DIRECTION – Repeat the listing in full. Nothing may be added or left out.
━━━━━━━━━━
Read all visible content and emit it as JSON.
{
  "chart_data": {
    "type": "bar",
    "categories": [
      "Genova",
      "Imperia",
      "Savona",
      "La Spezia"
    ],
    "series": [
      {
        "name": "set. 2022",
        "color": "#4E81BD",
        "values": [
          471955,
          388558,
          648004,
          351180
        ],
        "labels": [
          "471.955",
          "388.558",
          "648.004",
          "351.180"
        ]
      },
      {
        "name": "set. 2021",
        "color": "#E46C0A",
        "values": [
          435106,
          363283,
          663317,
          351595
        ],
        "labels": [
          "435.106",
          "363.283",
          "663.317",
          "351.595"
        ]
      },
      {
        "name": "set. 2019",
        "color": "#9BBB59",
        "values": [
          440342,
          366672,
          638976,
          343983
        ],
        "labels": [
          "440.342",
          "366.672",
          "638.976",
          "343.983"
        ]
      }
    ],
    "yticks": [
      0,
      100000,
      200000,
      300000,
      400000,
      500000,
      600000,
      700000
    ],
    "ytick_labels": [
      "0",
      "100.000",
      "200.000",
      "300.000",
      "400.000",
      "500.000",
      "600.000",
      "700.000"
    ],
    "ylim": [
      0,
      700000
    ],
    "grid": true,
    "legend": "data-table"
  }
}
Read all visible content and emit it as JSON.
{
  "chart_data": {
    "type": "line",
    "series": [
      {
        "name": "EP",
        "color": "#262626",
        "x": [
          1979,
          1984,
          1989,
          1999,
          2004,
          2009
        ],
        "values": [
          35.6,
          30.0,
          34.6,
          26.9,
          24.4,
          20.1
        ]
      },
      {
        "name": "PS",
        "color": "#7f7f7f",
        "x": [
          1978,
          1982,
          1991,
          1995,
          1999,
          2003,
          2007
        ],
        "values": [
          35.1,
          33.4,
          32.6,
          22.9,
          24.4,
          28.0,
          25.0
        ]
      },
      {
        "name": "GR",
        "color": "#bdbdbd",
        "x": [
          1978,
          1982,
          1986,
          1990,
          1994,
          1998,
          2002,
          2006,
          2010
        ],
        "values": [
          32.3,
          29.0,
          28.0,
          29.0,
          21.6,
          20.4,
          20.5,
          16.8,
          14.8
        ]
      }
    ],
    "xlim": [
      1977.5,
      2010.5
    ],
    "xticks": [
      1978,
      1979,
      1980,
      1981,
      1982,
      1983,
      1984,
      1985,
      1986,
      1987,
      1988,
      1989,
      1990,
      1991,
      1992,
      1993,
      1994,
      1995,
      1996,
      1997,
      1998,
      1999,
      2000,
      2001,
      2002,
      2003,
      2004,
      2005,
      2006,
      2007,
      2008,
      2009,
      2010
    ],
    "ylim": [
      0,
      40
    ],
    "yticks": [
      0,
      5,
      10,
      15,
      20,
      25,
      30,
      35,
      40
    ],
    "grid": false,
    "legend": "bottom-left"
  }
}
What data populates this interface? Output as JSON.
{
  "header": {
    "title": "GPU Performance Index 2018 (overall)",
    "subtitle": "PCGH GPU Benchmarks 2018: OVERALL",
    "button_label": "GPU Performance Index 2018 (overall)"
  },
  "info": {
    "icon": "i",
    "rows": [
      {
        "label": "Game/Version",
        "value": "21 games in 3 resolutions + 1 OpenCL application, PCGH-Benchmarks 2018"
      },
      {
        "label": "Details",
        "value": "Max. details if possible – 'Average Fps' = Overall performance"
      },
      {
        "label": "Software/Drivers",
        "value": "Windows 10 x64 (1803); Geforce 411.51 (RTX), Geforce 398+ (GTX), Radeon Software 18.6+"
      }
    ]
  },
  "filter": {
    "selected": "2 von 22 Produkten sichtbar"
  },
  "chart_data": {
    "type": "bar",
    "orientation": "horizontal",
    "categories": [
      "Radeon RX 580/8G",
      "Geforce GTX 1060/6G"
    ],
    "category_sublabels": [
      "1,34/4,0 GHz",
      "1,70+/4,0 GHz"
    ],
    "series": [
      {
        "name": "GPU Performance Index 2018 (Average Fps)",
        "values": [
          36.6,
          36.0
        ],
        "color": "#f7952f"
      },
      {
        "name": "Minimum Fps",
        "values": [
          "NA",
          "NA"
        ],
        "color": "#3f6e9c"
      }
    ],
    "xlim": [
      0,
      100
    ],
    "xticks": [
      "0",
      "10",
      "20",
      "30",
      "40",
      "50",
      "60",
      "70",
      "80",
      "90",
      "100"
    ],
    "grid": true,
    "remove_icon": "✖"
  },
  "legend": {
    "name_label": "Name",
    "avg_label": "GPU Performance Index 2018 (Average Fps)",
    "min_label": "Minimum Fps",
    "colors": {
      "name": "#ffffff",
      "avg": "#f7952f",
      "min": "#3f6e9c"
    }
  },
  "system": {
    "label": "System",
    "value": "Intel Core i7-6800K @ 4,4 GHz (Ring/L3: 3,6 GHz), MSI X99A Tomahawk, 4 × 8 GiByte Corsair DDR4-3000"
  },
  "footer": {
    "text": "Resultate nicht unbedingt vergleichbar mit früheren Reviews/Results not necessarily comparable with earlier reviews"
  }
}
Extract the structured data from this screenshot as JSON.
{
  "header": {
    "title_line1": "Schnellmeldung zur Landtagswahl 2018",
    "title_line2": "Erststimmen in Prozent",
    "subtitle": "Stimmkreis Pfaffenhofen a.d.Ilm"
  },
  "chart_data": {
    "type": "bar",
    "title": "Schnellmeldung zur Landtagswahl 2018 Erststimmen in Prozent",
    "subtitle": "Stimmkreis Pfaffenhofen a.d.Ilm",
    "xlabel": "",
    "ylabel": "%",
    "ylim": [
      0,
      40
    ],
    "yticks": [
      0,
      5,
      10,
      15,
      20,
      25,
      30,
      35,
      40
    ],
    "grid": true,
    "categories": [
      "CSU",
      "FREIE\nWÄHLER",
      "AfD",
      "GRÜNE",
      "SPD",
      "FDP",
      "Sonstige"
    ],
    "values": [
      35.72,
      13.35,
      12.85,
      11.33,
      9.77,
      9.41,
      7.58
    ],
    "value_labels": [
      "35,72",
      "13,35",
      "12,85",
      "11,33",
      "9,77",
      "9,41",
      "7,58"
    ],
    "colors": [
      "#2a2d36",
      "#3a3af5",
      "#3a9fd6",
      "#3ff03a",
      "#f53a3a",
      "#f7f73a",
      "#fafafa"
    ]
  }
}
━━━━━━━━━━
FINAL RESULT –
Read all visible content and emit it as JSON.
{
  "chart_data": {
    "type": "bar",
    "categories": [
      "Genova",
      "Imperia",
      "Savona",
      "La Spezia"
    ],
    "series": [
      {
        "name": "set. 2022",
        "color": "#4E81BD",
        "values": [
          471955,
          388558,
          648004,
          351180
        ],
        "labels": [
          "471.955",
          "388.558",
          "648.004",
          "351.180"
        ]
      },
      {
        "name": "set. 2021",
        "color": "#E46C0A",
        "values": [
          435106,
          363283,
          663317,
          351595
        ],
        "labels": [
          "435.106",
          "363.283",
          "663.317",
          "351.595"
        ]
      },
      {
        "name": "set. 2019",
        "color": "#9BBB59",
        "values": [
          440342,
          366672,
          638976,
          343983
        ],
        "labels": [
          "440.342",
          "366.672",
          "638.976",
          "343.983"
        ]
      }
    ],
    "yticks": [
      0,
      100000,
      200000,
      300000,
      400000,
      500000,
      600000,
      700000
    ],
    "ytick_labels": [
      "0",
      "100.000",
      "200.000",
      "300.000",
      "400.000",
      "500.000",
      "600.000",
      "700.000"
    ],
    "ylim": [
      0,
      700000
    ],
    "grid": true,
    "legend": "data-table"
  }
}
Read all visible content and emit it as JSON.
{
  "chart_data": {
    "type": "line",
    "series": [
      {
        "name": "EP",
        "color": "#262626",
        "x": [
          1979,
          1984,
          1989,
          1999,
          2004,
          2009
        ],
        "values": [
          35.6,
          30.0,
          34.6,
          26.9,
          24.4,
          20.1
        ]
      },
      {
        "name": "PS",
        "color": "#7f7f7f",
        "x": [
          1978,
          1982,
          1991,
          1995,
          1999,
          2003,
          2007
        ],
        "values": [
          35.1,
          33.4,
          32.6,
          22.9,
          24.4,
          28.0,
          25.0
        ]
      },
      {
        "name": "GR",
        "color": "#bdbdbd",
        "x": [
          1978,
          1982,
          1986,
          1990,
          1994,
          1998,
          2002,
          2006,
          2010
        ],
        "values": [
          32.3,
          29.0,
          28.0,
          29.0,
          21.6,
          20.4,
          20.5,
          16.8,
          14.8
        ]
      }
    ],
    "xlim": [
      1977.5,
      2010.5
    ],
    "xticks": [
      1978,
      1979,
      1980,
      1981,
      1982,
      1983,
      1984,
      1985,
      1986,
      1987,
      1988,
      1989,
      1990,
      1991,
      1992,
      1993,
      1994,
      1995,
      1996,
      1997,
      1998,
      1999,
      2000,
      2001,
      2002,
      2003,
      2004,
      2005,
      2006,
      2007,
      2008,
      2009,
      2010
    ],
    "ylim": [
      0,
      40
    ],
    "yticks": [
      0,
      5,
      10,
      15,
      20,
      25,
      30,
      35,
      40
    ],
    "grid": false,
    "legend": "bottom-left"
  }
}
What data populates this interface? Output as JSON.
{
  "header": {
    "title": "GPU Performance Index 2018 (overall)",
    "subtitle": "PCGH GPU Benchmarks 2018: OVERALL",
    "button_label": "GPU Performance Index 2018 (overall)"
  },
  "info": {
    "icon": "i",
    "rows": [
      {
        "label": "Game/Version",
        "value": "21 games in 3 resolutions + 1 OpenCL application, PCGH-Benchmarks 2018"
      },
      {
        "label": "Details",
        "value": "Max. details if possible – 'Average Fps' = Overall performance"
      },
      {
        "label": "Software/Drivers",
        "value": "Windows 10 x64 (1803); Geforce 411.51 (RTX), Geforce 398+ (GTX), Radeon Software 18.6+"
      }
    ]
  },
  "filter": {
    "selected": "2 von 22 Produkten sichtbar"
  },
  "chart_data": {
    "type": "bar",
    "orientation": "horizontal",
    "categories": [
      "Radeon RX 580/8G",
      "Geforce GTX 1060/6G"
    ],
    "category_sublabels": [
      "1,34/4,0 GHz",
      "1,70+/4,0 GHz"
    ],
    "series": [
      {
        "name": "GPU Performance Index 2018 (Average Fps)",
        "values": [
          36.6,
          36.0
        ],
        "color": "#f7952f"
      },
      {
        "name": "Minimum Fps",
        "values": [
          "NA",
          "NA"
        ],
        "color": "#3f6e9c"
      }
    ],
    "xlim": [
      0,
      100
    ],
    "xticks": [
      "0",
      "10",
      "20",
      "30",
      "40",
      "50",
      "60",
      "70",
      "80",
      "90",
      "100"
    ],
    "grid": true,
    "remove_icon": "✖"
  },
  "legend": {
    "name_label": "Name",
    "avg_label": "GPU Performance Index 2018 (Average Fps)",
    "min_label": "Minimum Fps",
    "colors": {
      "name": "#ffffff",
      "avg": "#f7952f",
      "min": "#3f6e9c"
    }
  },
  "system": {
    "label": "System",
    "value": "Intel Core i7-6800K @ 4,4 GHz (Ring/L3: 3,6 GHz), MSI X99A Tomahawk, 4 × 8 GiByte Corsair DDR4-3000"
  },
  "footer": {
    "text": "Resultate nicht unbedingt vergleichbar mit früheren Reviews/Results not necessarily comparable with earlier reviews"
  }
}
Extract the structured data from this screenshot as JSON.
{
  "header": {
    "title_line1": "Schnellmeldung zur Landtagswahl 2018",
    "title_line2": "Erststimmen in Prozent",
    "subtitle": "Stimmkreis Pfaffenhofen a.d.Ilm"
  },
  "chart_data": {
    "type": "bar",
    "title": "Schnellmeldung zur Landtagswahl 2018 Erststimmen in Prozent",
    "subtitle": "Stimmkreis Pfaffenhofen a.d.Ilm",
    "xlabel": "",
    "ylabel": "%",
    "ylim": [
      0,
      40
    ],
    "yticks": [
      0,
      5,
      10,
      15,
      20,
      25,
      30,
      35,
      40
    ],
    "grid": true,
    "categories": [
      "CSU",
      "FREIE\nWÄHLER",
      "AfD",
      "GRÜNE",
      "SPD",
      "FDP",
      "Sonstige"
    ],
    "values": [
      35.72,
      13.35,
      12.85,
      11.33,
      9.77,
      9.41,
      7.58
    ],
    "value_labels": [
      "35,72",
      "13,35",
      "12,85",
      "11,33",
      "9,77",
      "9,41",
      "7,58"
    ],
    "colors": [
      "#2a2d36",
      "#3a3af5",
      "#3a9fd6",
      "#3ff03a",
      "#f53a3a",
      "#f7f73a",
      "#fafafa"
    ]
  }
}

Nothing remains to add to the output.